## GIVEN TEXT
╔══

HANAN ASHRAWI : Shimon Peres: The Peacemaker Who Wasn’t
Mr.
Peres once told me that engaging in peace talks is like being an
airplane pilot. The pilot’s mother wants him to fly low and slow, but
that’s a recipe for disaster. In order to make peace, you need to fly
high and fast, otherwise you will crash and fail. Unfortunately, Mr.
Peres did not take his own advice.
Continue reading the main story
Crucially,
Israel persisted in building settlements on occupied land that was
supposed to be part of a Palestinian state, and even expanded the
program. Under Mr. Peres’s tenure as foreign minister, defense minister
and prime minister during the early days of the Oslo process in the
1990s, Israel continued to create facts on the ground that undermined
the creation of a viable and contiguous Palestinian state alongside
Israel, which Palestinians believed was the aim of the peace process.
In
the case of Jerusalem, in 1993 Mr. Peres promised me and the
Palestinian politician Faisal Husseini that Israel would respect the
integrity of Palestinian institutions in occupied East Jerusalem and
allow them to remain open. He went so far as to send a letter to Norway’s foreign minister, Johan Holst, with his assurances. Yet when Israel shut down
the P.L.O.’s Jerusalem headquarters, the Orient House, and other major
Palestinian institutions in 2001, Mr. Peres, who was once again foreign
minister, this time under the hard-liner Ariel Sharon, did nothing.
As
the world turned its attention to other conflicts, thinking the Oslo
process would lead to peace, Palestinians saw Israel’s occupation become
more entrenched, rather than being dismantled. In addition to
accelerating settlement growth, under Mr. Peres’s direction, Israel
imposed new restrictions on Palestinians and their freedom of movement.
After seven years of negotiations, during which the situation of
Palestinians deteriorated steadily, growing disillusionment and despair
that Israel was using the peace process as cover to steal more
Palestinian land led to the outbreak of the second intifada.
While
Palestinians certainly made mistakes, Israel, as the stronger and
occupying power, held most of the cards during the Oslo process. This
imbalance was worsened by the American mediators, who frequently acted
more like “Israel’s lawyer,” as one of them later wrote, than fair and neutral referees.
Finally,
the Oslo process failed because Mr. Peres and other Israeli leaders
never fully accepted the concept of a truly independent state alongside
Israel. Rather than a dismantling of the occupation and an evolution of
Palestinian independence as initially envisioned, successive Israeli
governments ended up undermining Palestinian statehood and reinventing
the occupation as an unaccountable system of control and expansion.

╚══

## RECORDS SUPPLIED

╔══

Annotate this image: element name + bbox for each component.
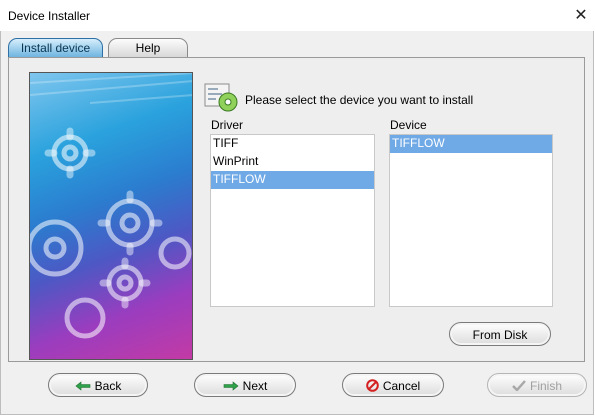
next-arrow-icon (223, 381, 239, 391)
back-label: Back (94, 378, 122, 393)
from-disk-button[interactable]: From Disk (449, 322, 551, 346)
device-item-tifflow[interactable]: TIFFLOW (390, 135, 552, 153)
gears-banner-image (29, 72, 193, 360)
back-button[interactable]: Back (48, 373, 148, 397)
finish-button[interactable]: Finish (487, 373, 587, 397)
device-label: Device (390, 118, 427, 132)
device-listbox[interactable]: TIFFLOW (389, 134, 553, 307)
cancel-label: Cancel (382, 378, 421, 393)
from-disk-label: From Disk (472, 327, 528, 342)
driver-label: Driver (211, 118, 243, 132)
next-button[interactable]: Next (194, 373, 296, 397)
back-arrow-icon (75, 381, 90, 391)
driver-item-tifflow[interactable]: TIFFLOW (211, 171, 374, 189)
cancel-icon (366, 379, 379, 393)
finish-label: Finish (529, 378, 562, 393)
tab-install-device[interactable]: Install device (8, 38, 103, 58)
driver-listbox[interactable]: TIFF WinPrint TIFFLOW (210, 134, 375, 307)
install-disc-icon (204, 83, 238, 112)
title-bar: Device Installer ✕ (0, 0, 595, 31)
driver-item-winprint[interactable]: WinPrint (211, 153, 374, 171)
close-icon[interactable]: ✕ (571, 6, 591, 26)
gears-icon (30, 73, 192, 339)
next-label: Next (242, 378, 268, 393)
driver-item-tiff[interactable]: TIFF (211, 135, 374, 153)
cancel-button[interactable]: Cancel (342, 373, 444, 397)
window-title: Device Installer (8, 9, 91, 23)
checkmark-icon (512, 380, 526, 392)
instruction-text: Please select the device you want to ins… (245, 93, 474, 107)
tab-help[interactable]: Help (108, 38, 188, 58)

╚══

## SET EXERCISE
Carry the op-ed on Shimon Peres forward from the point where it ends.

## THE OUTPUT
If
Mr. Peres had acted swiftly and decisively in pursuit of peace upon
assuming power after the 1995 assassination of Mr. Rabin by an Israeli
extremist opposed to Israel’s withdrawal from the occupied territories,
Oslo might have been salvaged. Instead, he attempted to compete with the
right-wing Likud Party on its terms. This culminated in the Qana
massacre, when Lebanese civilians sheltering in a United Nations
compound were shelled by Israeli artillery, during the bloody attack on
Lebanon that he ordered shortly before the 1996 election. As a result,
many in Israel who genuinely supported peace lost faith in Mr. Peres,
including Palestinian citizens of Israel, and he lost the election.
Of
course, Palestinians’ faith in Mr. Peres had been tested before. Not
forgotten by Palestinians and others in the region is the role that he
played arming the Israeli forces that expelled some 750,000 Palestinians
during the establishment of Israel in 1948; the regional nuclear arms
race he incited by initiating Israel’s secret atomic weapons program in
the 1950s and ’60s; his responsibility for establishing
some of the first Jewish settlements on occupied Palestinian land in
the ’70s; his public discourse as a minister in Likud-led coalitions,
justifying Israeli violations of Palestinian rights and extremist
ideology; and his final role in Israeli politics as president, serving
as a fig leaf for the radically pro-settler government of Prime Minister
Benjamin Netanyahu.
Indeed,
it was Mr. Netanyahu’s rise to prime minister in 1996 that torpedoed
any lingering hopes for peace. A few years later, he would be caught on
video boasting to a group of settlers that he had “de facto put an end to the Oslo Accords.”
After
the collapse of the Oslo process and the ensuing violence, the dual
myths of the “generous offer” made to Mr. Arafat at Camp David and the
claim that there was no Palestinian partner for peace took hold in
Israel. This narrative helped fuel a rising tide of right-wing extremism
that continues to this day. Mr. Peres himself helped to perpetuate
these myths as foreign minister under Mr. Sharon, doing tremendous
damage to subsequent efforts to restart negotiations.
Over
the past decade, the Labor Party that Mr. Peres once led has become all
but irrelevant as a diluted version of the Likud. At the same time, Mr.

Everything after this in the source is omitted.